What is required — Pick out every line holding the string "name" and copy it.

Source data —
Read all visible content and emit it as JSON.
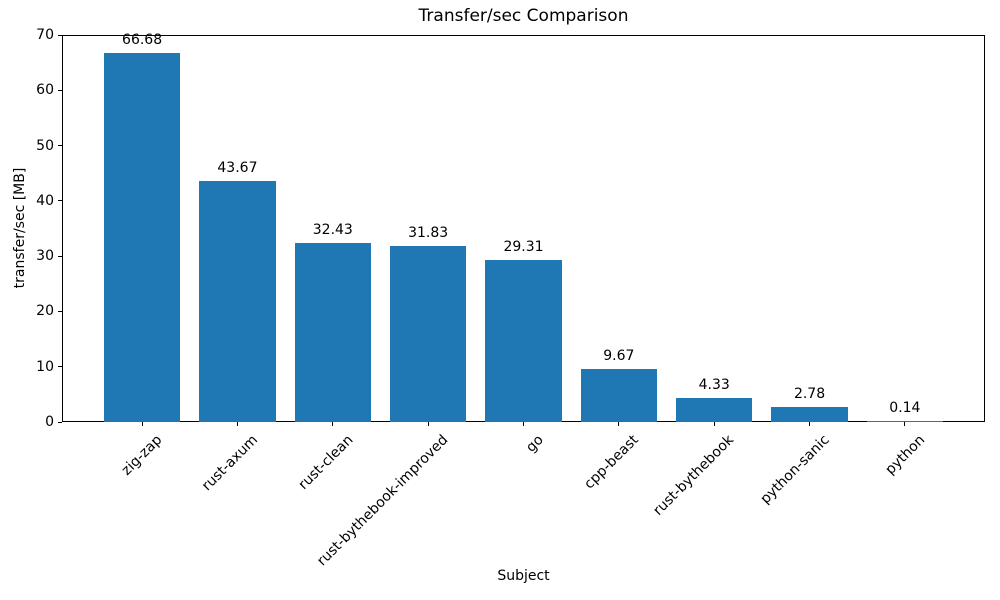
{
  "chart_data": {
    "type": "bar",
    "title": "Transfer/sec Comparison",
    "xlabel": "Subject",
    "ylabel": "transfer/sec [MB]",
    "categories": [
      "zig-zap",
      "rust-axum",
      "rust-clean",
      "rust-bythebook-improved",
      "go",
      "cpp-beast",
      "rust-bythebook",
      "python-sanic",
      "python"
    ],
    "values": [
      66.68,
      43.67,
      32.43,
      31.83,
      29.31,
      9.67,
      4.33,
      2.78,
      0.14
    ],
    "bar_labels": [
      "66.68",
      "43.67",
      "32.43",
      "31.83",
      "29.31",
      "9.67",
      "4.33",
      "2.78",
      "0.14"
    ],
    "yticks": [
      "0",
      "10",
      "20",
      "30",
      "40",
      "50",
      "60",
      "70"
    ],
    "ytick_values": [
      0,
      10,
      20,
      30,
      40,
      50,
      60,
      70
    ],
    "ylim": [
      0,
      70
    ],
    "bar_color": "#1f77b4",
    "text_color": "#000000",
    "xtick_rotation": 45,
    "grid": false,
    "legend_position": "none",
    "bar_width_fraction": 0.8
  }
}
==
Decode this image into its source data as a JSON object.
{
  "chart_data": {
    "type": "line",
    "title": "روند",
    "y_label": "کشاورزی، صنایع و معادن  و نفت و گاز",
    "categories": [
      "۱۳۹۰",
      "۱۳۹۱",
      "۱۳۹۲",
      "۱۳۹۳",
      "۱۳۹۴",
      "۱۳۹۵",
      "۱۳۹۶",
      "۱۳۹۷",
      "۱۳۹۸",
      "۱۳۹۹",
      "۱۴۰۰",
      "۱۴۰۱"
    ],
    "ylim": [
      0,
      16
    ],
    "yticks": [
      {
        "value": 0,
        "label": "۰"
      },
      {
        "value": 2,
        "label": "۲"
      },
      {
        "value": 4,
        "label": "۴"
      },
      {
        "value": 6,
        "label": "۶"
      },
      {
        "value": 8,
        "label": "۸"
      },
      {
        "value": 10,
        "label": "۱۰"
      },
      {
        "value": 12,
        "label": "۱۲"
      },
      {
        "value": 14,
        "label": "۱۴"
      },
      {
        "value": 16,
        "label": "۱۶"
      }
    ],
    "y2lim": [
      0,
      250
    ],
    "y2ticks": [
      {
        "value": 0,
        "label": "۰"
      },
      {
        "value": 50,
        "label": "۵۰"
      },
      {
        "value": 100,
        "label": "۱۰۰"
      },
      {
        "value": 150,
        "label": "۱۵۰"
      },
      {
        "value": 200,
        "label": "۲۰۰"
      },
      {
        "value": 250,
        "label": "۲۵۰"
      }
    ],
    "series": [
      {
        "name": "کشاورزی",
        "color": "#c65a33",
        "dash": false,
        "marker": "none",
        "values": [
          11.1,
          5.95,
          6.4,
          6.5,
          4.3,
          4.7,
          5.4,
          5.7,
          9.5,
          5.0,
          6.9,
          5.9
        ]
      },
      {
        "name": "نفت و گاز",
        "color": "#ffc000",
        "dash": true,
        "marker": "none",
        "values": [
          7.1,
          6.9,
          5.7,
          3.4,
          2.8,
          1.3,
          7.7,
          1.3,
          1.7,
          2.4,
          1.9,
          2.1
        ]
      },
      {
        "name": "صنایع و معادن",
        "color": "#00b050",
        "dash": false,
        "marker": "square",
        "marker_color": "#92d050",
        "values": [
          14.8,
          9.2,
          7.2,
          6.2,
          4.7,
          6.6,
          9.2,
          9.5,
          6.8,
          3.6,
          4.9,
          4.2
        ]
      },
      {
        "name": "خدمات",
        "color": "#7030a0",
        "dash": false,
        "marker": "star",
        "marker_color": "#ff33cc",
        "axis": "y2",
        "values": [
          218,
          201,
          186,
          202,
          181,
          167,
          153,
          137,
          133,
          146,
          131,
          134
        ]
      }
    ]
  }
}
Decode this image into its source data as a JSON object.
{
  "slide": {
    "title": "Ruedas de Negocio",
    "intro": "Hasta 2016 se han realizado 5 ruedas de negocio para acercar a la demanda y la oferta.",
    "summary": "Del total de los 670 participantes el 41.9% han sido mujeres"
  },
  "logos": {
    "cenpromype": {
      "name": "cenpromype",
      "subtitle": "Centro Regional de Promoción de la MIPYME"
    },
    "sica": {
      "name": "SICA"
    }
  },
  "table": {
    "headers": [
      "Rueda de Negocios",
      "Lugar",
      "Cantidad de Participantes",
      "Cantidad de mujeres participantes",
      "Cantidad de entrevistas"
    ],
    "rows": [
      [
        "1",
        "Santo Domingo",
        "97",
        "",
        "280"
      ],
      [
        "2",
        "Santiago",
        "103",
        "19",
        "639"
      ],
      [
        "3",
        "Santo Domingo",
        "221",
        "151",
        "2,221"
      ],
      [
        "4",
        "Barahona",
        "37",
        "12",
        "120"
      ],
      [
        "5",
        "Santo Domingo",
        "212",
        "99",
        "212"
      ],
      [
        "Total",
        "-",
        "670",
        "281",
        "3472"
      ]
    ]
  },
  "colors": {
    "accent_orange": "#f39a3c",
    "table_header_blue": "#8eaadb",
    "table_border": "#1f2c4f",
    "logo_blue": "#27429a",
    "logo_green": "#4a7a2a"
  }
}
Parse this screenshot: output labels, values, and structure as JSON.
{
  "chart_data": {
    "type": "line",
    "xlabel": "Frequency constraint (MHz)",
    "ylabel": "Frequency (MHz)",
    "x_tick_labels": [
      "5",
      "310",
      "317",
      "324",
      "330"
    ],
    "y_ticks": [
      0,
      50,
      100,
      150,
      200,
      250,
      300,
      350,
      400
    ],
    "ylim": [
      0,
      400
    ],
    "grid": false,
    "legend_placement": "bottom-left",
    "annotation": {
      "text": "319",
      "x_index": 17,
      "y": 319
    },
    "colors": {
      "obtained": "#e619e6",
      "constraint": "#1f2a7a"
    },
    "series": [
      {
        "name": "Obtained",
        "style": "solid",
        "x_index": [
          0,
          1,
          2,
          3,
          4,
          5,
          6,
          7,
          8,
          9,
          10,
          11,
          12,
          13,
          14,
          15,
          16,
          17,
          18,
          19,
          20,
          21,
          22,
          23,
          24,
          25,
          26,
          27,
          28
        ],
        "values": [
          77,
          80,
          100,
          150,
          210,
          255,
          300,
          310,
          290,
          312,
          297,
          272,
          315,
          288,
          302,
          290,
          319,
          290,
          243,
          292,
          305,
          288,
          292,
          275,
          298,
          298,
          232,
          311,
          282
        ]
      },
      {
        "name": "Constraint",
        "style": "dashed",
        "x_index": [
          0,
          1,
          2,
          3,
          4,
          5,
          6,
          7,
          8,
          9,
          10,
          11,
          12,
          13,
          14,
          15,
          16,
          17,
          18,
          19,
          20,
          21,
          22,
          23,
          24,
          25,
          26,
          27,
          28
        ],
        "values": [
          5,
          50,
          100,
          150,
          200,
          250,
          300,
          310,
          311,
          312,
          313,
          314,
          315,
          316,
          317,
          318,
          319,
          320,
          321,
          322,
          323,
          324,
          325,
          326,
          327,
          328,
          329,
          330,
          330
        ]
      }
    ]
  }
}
* * *
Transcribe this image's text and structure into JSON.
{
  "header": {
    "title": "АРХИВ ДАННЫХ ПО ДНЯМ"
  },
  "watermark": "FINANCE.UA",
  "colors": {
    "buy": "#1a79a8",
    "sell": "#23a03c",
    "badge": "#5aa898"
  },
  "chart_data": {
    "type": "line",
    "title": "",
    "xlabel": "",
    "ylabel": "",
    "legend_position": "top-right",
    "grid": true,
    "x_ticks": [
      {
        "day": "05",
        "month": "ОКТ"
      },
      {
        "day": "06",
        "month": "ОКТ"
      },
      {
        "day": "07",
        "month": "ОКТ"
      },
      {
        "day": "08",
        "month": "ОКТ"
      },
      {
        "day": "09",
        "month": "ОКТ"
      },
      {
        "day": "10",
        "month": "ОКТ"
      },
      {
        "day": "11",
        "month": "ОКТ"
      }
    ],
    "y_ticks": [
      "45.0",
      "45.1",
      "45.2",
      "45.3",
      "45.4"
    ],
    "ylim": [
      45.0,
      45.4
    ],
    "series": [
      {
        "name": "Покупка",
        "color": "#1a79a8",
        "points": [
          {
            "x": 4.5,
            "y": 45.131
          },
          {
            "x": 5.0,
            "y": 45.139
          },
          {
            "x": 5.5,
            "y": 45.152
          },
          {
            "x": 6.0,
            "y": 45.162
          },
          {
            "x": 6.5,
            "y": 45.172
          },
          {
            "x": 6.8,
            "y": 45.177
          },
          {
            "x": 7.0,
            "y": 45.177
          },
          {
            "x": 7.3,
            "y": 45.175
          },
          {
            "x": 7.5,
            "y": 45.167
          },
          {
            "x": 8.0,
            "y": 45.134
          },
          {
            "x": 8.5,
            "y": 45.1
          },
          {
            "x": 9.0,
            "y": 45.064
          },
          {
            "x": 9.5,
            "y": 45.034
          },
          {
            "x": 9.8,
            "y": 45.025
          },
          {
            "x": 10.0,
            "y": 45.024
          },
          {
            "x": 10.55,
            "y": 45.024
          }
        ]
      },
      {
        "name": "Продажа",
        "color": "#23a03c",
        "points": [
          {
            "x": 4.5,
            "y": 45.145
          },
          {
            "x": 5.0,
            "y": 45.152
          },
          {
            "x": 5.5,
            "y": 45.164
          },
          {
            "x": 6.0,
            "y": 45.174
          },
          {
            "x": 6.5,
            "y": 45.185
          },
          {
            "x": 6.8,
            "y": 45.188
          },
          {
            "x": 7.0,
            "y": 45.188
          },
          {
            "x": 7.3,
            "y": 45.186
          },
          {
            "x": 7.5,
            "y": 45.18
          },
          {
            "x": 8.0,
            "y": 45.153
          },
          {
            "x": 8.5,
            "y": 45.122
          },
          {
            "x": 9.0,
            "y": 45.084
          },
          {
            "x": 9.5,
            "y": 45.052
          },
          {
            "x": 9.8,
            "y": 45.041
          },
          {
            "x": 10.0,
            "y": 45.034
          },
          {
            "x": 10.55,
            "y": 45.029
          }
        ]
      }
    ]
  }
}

Result for this task —
        "name": "کشاورزی",
        "name": "نفت و گاز",
        "name": "صنایع و معادن",
        "name": "خدمات",
      "name": "cenpromype",
      "name": "SICA"
        "name": "Obtained",
        "name": "Constraint",
        "name": "Покупка",
        "name": "Продажа",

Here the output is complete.